* Request: Only the number is wanted: how many lines of the data contain "possession"?

═══ Recorded data

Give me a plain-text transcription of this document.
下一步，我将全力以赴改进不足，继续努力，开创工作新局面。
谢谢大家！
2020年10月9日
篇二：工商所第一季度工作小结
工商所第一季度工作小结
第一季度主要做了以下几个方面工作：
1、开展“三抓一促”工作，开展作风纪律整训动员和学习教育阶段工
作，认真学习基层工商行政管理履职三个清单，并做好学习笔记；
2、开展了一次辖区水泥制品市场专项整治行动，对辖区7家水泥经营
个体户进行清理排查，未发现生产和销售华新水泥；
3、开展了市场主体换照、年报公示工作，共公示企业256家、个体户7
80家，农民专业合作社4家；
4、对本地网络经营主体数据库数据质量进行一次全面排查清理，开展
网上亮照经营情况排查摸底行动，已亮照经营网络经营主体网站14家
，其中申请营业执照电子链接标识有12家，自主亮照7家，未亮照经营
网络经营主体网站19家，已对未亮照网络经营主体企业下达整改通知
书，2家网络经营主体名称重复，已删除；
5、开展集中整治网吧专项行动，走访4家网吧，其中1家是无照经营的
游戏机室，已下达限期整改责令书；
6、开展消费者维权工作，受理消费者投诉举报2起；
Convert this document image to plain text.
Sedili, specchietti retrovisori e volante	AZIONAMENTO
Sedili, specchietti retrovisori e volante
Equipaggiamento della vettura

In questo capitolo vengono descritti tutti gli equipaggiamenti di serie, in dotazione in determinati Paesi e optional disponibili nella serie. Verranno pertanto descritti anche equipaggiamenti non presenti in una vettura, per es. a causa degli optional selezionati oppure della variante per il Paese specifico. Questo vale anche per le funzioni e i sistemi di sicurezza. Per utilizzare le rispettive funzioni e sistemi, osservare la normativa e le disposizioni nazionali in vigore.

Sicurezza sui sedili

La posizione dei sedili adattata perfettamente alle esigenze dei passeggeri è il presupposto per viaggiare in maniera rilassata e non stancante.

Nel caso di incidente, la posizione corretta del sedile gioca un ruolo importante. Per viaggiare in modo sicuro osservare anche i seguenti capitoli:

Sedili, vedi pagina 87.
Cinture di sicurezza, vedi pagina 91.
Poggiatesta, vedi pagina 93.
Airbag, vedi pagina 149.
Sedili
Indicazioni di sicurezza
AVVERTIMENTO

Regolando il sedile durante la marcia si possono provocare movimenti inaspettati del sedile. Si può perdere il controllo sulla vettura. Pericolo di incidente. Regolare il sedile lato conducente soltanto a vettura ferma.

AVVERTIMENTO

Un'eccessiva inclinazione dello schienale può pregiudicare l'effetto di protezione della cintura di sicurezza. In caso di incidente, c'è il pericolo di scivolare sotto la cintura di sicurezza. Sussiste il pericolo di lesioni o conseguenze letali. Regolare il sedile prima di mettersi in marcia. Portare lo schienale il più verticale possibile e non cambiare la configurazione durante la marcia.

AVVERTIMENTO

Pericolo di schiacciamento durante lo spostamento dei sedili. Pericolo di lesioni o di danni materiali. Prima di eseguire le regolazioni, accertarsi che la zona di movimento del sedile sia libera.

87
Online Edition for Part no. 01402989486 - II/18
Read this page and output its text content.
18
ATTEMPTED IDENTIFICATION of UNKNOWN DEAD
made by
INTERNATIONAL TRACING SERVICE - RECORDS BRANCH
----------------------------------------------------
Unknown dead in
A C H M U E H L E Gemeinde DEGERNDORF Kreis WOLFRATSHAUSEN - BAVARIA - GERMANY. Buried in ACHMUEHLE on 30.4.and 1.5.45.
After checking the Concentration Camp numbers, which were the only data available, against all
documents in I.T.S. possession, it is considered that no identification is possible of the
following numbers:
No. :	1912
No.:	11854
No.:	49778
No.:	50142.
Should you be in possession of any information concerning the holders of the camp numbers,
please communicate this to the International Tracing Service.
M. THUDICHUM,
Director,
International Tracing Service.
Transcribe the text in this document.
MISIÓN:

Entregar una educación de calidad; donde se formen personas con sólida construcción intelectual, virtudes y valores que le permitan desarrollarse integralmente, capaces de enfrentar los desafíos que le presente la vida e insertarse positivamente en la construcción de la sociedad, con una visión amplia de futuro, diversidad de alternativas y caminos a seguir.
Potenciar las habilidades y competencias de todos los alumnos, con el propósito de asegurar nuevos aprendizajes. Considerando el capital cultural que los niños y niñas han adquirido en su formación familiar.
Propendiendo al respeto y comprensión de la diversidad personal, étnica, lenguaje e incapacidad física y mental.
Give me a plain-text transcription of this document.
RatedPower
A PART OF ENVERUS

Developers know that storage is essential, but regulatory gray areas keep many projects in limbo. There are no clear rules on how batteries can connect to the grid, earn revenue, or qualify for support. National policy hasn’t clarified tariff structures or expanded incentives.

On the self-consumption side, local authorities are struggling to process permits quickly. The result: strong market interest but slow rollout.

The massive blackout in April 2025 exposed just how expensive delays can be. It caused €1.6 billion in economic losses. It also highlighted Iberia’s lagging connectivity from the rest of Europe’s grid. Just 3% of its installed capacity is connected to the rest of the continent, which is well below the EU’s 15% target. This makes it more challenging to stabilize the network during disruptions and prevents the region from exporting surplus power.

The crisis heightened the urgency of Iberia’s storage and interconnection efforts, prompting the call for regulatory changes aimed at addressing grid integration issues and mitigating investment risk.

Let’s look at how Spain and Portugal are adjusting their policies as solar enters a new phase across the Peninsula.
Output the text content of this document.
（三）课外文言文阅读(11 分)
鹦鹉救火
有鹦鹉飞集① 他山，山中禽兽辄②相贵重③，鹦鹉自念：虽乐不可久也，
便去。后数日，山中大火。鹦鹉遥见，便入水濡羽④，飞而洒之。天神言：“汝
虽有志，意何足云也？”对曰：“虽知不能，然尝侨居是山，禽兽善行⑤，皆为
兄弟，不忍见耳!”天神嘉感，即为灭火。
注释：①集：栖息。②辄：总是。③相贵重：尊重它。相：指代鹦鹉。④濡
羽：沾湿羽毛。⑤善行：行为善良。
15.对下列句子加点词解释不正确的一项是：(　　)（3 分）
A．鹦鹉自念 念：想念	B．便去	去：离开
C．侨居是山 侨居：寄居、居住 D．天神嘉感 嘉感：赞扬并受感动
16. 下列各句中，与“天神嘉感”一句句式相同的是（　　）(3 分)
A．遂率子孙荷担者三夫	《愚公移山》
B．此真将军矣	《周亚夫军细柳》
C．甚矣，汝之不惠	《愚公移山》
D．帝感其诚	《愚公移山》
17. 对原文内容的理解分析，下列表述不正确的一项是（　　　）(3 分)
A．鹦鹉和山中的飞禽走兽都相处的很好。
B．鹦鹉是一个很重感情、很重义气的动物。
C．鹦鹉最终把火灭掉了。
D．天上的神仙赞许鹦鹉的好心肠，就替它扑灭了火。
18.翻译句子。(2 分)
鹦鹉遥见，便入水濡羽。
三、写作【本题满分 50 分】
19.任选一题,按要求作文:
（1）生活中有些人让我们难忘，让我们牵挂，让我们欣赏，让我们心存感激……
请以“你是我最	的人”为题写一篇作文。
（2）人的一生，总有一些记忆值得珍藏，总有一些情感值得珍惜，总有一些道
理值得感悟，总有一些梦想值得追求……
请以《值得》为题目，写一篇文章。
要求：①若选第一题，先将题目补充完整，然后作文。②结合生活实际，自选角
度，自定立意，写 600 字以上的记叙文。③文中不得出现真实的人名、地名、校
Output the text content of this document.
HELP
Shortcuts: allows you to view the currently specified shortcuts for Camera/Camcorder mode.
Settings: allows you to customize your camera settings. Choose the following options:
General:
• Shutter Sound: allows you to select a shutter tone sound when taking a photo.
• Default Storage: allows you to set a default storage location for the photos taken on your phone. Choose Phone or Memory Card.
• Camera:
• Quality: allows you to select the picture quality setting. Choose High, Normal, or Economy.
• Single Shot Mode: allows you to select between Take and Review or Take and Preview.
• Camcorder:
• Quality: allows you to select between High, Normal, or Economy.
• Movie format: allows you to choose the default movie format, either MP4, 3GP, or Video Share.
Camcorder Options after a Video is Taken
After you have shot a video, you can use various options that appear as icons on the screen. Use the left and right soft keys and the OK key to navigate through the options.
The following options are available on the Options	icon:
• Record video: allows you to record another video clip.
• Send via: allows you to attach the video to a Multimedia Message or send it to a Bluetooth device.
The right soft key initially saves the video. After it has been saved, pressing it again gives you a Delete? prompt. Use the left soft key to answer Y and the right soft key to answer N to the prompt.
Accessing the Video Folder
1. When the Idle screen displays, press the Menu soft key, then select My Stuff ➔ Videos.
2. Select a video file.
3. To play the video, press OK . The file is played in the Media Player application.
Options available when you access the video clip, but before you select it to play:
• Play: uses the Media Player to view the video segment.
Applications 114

══════

* Response below: 2